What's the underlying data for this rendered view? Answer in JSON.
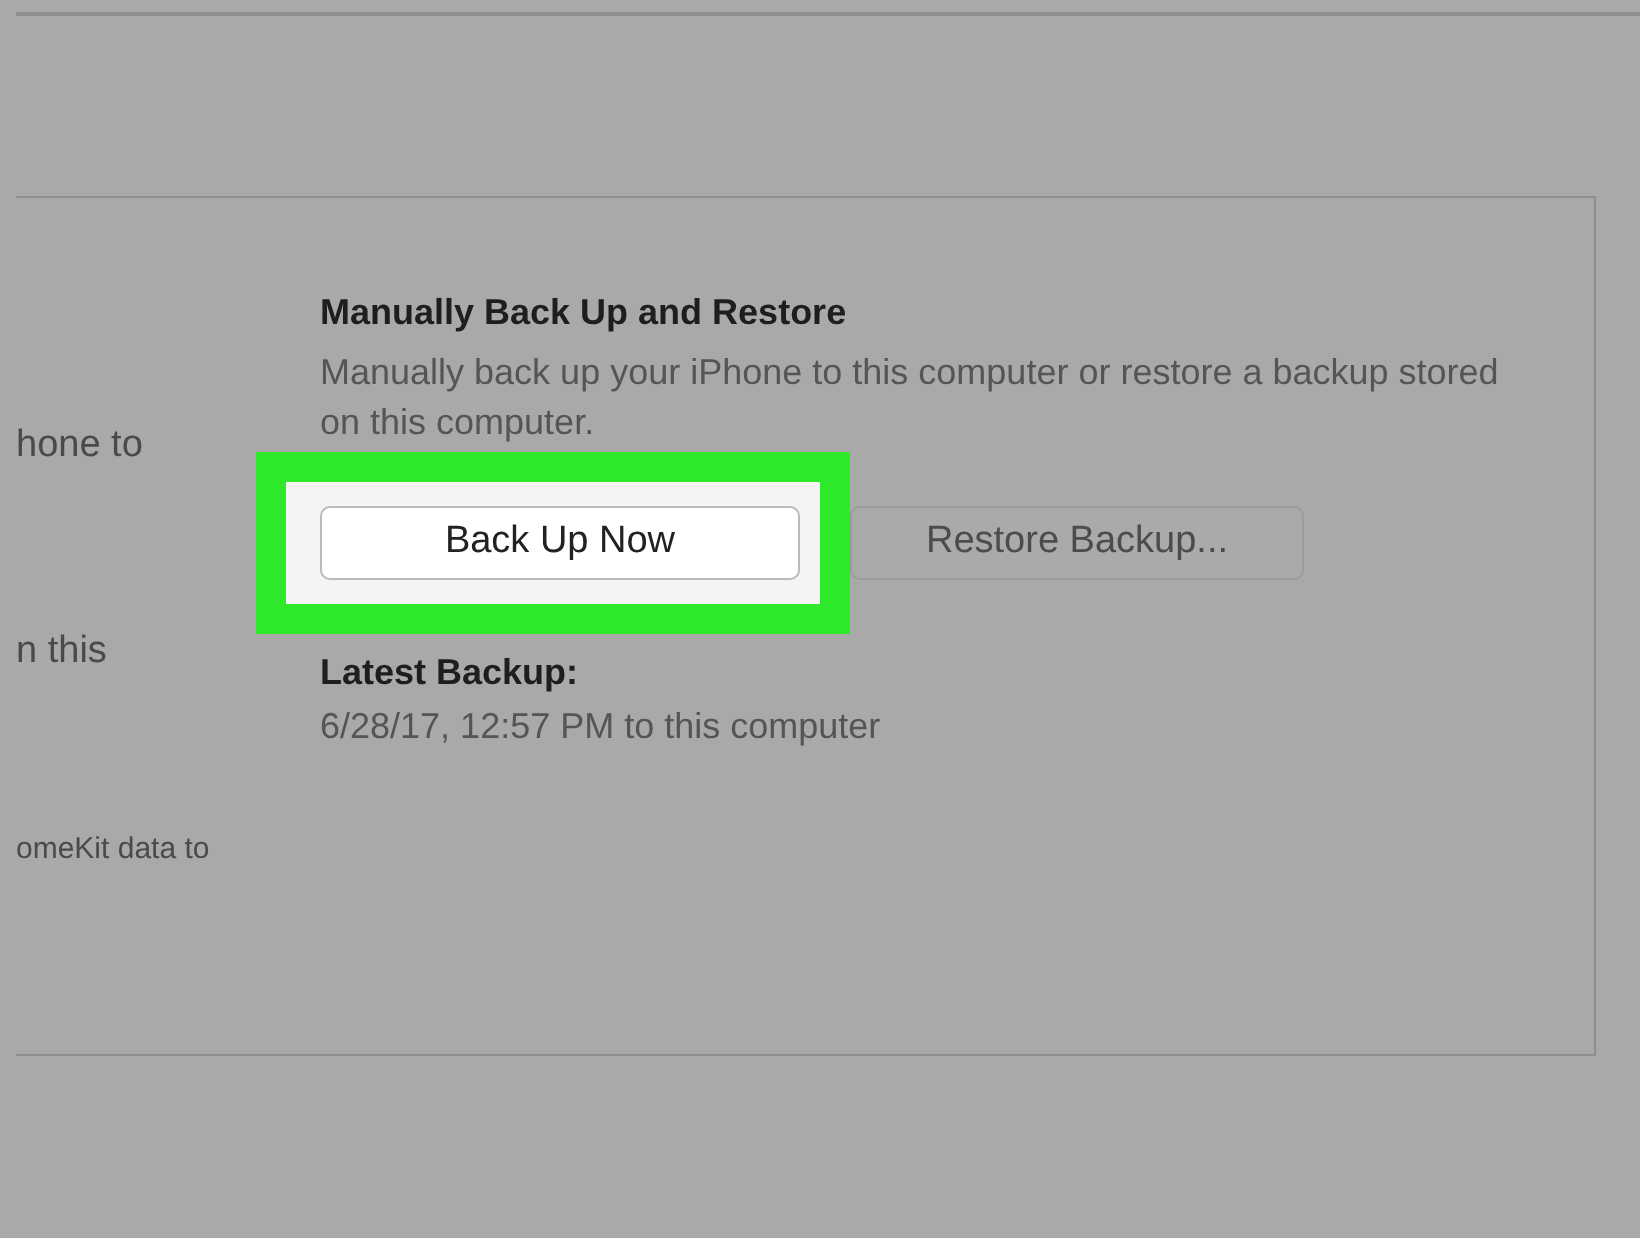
{
  "left_column": [
    "hone to",
    "n this",
    "omeKit data to"
  ],
  "manual_backup": {
    "title": "Manually Back Up and Restore",
    "description": "Manually back up your iPhone to this computer or restore a backup stored on this computer.",
    "buttons": [
      {
        "label": "Back Up Now",
        "highlighted": true
      },
      {
        "label": "Restore Backup...",
        "highlighted": false
      }
    ]
  },
  "latest_backup": {
    "label": "Latest Backup:",
    "value": "6/28/17, 12:57 PM to this computer"
  }
}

→ GIVEN PROBLEM
Copy whichever lines in the listing above contain the word "highlighted".

→ TASK OUTPUT
        "highlighted": true
        "highlighted": false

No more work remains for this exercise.